* **EXERCISE AIM**
Make a tally of the lines in the records that include the string "design", and give only that number.

— Start DATA RECORDS —

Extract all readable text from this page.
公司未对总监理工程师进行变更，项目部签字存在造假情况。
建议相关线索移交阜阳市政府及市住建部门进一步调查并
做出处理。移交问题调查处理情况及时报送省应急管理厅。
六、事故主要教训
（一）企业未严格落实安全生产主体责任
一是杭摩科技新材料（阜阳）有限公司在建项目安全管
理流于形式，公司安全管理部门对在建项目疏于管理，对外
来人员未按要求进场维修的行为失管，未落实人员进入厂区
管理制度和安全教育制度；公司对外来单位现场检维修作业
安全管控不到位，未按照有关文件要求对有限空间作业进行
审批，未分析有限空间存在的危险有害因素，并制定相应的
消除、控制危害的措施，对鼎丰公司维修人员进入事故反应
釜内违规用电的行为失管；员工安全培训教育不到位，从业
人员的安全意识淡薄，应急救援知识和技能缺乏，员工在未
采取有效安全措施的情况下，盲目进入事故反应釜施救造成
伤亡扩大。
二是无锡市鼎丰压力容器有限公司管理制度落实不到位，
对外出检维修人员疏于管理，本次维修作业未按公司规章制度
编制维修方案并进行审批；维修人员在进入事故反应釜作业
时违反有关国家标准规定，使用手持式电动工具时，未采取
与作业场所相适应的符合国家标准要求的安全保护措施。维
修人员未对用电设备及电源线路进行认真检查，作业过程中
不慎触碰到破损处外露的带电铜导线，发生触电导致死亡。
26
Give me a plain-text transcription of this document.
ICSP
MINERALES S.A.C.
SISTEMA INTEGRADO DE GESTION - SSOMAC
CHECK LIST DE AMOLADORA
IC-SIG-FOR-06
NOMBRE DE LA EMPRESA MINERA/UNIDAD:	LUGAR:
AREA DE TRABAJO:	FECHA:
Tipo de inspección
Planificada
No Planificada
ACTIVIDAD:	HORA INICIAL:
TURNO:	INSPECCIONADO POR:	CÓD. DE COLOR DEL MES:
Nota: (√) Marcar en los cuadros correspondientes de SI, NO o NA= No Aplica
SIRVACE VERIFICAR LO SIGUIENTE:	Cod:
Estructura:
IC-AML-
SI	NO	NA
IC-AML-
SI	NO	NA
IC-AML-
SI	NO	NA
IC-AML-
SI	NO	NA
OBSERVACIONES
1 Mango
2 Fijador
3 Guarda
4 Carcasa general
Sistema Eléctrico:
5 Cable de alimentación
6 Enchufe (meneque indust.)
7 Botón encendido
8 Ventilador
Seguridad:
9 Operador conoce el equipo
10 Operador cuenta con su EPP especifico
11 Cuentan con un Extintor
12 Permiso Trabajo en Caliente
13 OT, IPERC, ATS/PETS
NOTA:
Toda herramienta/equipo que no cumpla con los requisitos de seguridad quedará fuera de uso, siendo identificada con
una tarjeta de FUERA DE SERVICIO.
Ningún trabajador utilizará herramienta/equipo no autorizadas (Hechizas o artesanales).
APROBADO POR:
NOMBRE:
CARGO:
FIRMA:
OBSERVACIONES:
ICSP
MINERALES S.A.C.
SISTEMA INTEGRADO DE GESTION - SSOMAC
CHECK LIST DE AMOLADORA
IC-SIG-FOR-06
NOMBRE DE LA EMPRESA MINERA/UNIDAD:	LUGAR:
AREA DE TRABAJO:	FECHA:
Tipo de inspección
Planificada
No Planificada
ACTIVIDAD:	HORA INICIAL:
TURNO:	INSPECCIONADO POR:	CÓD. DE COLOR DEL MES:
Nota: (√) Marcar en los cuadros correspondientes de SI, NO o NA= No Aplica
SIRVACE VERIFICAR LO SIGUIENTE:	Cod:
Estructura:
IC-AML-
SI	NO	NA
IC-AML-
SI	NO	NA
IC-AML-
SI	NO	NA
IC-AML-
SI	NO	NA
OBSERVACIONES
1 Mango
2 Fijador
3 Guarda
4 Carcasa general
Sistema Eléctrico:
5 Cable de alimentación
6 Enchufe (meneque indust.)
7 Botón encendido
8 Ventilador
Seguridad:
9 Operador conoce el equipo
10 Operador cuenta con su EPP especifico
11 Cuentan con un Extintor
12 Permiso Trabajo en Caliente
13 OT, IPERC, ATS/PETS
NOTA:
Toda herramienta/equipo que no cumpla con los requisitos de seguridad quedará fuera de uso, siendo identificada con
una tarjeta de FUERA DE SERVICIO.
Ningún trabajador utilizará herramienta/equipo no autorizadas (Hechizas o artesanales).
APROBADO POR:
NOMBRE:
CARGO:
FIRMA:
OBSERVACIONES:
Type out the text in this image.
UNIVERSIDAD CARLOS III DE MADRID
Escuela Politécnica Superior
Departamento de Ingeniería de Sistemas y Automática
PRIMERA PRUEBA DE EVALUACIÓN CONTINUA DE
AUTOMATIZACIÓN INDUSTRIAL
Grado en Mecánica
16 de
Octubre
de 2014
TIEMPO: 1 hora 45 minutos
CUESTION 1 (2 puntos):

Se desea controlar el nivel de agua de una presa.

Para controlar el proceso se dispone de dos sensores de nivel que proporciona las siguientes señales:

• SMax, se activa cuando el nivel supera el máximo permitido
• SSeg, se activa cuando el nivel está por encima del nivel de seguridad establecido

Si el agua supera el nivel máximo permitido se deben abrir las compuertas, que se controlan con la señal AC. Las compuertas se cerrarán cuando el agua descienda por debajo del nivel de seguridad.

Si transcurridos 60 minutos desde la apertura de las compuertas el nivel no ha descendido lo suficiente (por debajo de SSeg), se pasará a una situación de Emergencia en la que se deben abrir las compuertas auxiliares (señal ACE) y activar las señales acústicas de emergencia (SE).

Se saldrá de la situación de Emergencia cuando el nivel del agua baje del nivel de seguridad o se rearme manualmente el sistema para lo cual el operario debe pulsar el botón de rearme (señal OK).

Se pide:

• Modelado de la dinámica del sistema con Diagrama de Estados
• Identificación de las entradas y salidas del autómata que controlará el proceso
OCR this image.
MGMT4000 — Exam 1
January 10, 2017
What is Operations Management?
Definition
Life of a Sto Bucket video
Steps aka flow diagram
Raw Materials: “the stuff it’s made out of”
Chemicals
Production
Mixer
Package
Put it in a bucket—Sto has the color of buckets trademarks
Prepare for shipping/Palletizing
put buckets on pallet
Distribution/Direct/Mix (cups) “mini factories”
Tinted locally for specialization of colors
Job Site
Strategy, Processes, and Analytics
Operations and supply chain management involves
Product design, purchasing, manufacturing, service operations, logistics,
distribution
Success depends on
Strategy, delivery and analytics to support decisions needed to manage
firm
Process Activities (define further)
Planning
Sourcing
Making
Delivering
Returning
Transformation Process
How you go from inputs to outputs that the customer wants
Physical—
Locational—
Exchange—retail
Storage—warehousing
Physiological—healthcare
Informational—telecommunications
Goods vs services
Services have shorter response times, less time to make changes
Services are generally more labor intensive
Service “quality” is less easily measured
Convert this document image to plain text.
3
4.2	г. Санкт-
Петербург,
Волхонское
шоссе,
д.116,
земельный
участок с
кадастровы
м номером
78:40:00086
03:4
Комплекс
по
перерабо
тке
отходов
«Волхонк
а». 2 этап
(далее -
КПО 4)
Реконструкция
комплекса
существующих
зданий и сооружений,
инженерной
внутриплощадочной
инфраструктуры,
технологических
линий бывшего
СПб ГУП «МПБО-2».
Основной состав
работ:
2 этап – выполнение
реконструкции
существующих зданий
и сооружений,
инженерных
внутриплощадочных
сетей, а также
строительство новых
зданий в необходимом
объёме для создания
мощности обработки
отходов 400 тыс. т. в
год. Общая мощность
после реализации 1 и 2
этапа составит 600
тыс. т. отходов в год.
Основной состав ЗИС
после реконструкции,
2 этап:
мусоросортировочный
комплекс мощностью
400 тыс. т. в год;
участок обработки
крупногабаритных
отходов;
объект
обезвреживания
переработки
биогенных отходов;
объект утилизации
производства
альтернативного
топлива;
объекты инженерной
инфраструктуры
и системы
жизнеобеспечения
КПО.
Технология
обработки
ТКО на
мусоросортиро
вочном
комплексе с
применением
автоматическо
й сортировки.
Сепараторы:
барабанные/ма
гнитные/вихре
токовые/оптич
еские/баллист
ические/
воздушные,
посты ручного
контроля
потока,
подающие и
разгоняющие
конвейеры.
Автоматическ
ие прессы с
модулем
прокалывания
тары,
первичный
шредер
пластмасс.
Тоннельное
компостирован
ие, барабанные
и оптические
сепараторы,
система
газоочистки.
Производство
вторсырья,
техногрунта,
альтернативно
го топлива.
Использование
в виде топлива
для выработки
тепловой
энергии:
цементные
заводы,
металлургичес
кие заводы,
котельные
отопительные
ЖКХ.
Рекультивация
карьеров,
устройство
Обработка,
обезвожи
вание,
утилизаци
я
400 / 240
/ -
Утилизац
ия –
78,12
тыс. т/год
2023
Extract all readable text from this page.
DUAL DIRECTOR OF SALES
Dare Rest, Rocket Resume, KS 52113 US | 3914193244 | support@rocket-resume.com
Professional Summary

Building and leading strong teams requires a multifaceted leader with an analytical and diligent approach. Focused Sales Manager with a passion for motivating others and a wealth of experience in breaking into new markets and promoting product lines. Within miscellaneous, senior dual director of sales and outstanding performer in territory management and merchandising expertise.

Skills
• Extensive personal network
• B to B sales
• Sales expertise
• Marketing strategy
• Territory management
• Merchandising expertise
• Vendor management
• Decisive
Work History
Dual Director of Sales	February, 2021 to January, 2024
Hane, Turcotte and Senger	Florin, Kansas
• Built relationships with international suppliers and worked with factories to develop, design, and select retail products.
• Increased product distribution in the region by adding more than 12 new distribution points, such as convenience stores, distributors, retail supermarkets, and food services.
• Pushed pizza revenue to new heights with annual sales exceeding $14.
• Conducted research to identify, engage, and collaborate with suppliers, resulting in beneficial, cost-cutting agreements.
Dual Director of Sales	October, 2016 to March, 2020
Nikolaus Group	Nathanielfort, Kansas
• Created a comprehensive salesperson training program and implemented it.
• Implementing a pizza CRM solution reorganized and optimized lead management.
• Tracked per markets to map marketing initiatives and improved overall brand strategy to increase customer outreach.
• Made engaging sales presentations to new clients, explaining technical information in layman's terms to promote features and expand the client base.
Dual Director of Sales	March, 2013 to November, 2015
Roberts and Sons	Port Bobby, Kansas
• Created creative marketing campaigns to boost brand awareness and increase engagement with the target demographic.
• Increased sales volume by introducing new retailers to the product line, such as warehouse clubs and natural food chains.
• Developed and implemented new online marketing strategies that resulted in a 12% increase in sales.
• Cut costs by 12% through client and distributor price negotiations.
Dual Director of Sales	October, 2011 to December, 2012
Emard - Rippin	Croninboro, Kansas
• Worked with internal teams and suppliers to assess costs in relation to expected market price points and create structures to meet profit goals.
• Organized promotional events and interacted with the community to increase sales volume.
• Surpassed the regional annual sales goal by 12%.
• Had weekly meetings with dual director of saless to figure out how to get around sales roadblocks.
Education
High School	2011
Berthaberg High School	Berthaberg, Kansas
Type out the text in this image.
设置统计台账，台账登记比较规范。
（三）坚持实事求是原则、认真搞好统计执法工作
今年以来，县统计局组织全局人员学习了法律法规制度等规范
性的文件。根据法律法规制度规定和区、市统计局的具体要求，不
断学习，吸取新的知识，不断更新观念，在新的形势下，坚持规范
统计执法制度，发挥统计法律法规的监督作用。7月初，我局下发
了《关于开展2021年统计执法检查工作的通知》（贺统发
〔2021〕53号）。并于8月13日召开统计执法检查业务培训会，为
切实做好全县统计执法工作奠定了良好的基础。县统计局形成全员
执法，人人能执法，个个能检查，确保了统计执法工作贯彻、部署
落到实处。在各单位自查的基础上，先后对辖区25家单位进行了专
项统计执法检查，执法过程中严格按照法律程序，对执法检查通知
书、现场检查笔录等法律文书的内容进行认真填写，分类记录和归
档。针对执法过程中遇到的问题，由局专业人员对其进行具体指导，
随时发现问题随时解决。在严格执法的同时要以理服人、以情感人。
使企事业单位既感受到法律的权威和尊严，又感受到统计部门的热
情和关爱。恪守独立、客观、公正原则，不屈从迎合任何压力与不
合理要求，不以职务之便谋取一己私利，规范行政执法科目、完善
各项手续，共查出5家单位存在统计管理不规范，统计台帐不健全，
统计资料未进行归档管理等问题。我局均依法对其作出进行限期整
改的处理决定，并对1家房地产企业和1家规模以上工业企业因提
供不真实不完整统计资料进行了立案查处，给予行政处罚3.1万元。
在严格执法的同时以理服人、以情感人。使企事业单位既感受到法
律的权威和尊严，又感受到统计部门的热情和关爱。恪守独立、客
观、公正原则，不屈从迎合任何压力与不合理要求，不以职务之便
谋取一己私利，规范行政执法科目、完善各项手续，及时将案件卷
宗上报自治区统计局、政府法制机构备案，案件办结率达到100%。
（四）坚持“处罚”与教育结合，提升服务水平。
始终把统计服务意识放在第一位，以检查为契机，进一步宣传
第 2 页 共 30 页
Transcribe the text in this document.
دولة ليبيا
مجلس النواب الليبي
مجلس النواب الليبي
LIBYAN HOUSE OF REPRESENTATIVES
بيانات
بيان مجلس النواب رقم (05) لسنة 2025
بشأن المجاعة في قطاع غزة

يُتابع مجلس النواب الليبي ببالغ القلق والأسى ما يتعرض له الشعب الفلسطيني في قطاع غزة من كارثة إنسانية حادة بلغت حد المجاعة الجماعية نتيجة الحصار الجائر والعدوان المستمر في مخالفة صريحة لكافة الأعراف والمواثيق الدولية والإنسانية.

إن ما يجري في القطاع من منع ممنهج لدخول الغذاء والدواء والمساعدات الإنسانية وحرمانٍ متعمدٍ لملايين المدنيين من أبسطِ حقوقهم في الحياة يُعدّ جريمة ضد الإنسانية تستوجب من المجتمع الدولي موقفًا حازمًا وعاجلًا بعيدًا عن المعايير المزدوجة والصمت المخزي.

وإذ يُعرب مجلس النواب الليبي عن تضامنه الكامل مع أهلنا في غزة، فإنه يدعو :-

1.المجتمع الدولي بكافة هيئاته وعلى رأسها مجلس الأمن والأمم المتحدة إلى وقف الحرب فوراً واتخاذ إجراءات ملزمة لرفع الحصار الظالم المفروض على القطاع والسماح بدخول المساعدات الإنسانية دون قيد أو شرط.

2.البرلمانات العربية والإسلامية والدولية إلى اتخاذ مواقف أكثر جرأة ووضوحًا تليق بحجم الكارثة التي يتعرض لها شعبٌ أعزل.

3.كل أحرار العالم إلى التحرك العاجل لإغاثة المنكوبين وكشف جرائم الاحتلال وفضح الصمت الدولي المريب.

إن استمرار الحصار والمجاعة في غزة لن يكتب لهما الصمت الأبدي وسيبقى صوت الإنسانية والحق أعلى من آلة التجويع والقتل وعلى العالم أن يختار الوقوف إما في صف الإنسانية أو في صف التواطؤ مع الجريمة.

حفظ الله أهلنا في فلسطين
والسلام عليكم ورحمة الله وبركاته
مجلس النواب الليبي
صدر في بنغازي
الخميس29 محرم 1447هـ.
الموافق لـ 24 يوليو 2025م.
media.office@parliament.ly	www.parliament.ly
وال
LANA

— End DATA RECORDS —

* **TASK SOLUTION**
2